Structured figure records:
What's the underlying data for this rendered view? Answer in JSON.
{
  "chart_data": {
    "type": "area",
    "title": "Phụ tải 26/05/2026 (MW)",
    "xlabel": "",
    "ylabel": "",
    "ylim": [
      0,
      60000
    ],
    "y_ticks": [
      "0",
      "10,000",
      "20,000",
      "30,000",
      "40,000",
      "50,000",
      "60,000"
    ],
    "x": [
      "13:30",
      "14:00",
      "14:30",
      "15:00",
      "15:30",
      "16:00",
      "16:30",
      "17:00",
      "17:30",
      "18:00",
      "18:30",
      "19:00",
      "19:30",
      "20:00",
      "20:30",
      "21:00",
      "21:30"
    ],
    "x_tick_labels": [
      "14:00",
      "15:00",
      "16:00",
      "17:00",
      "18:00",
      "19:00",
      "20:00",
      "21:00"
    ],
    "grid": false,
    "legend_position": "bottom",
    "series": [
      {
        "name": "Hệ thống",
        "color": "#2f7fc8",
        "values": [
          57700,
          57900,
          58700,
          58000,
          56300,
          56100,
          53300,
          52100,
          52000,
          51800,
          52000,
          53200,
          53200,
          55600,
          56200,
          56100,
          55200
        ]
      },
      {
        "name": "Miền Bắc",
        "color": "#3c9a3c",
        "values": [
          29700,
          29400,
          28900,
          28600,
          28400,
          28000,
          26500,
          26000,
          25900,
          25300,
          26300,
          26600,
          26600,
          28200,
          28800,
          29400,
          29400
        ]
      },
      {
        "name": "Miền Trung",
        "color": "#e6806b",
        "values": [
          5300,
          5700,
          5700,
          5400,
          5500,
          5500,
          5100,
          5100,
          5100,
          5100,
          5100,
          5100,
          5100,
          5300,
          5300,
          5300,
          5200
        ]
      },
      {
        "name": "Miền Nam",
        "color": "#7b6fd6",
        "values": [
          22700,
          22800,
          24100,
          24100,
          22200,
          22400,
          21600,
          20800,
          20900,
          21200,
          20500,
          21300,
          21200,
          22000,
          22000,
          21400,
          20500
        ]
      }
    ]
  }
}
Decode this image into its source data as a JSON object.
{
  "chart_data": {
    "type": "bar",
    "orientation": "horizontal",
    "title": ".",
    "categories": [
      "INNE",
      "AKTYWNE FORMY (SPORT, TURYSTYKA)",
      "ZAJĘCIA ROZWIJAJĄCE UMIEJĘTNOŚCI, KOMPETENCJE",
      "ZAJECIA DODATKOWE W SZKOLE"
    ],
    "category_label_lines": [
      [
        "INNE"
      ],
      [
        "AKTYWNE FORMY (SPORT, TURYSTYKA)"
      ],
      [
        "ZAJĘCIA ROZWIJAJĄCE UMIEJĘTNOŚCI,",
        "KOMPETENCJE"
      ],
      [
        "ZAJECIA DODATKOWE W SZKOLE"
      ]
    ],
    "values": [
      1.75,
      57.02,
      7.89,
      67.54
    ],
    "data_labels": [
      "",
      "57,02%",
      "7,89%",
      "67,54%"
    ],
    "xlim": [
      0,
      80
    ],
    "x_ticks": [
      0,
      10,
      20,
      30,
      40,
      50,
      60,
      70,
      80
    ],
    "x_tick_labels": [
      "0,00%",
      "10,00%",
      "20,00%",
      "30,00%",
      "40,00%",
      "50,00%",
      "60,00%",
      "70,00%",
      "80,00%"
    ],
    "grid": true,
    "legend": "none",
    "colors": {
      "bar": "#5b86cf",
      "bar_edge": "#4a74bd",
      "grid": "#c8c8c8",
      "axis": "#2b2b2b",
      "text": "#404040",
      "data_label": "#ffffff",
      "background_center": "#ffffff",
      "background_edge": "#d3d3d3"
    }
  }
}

Requirements: Across the records above, count the lines holding "SZKOLE" and reply with that number alone.

Response to the exercise: 2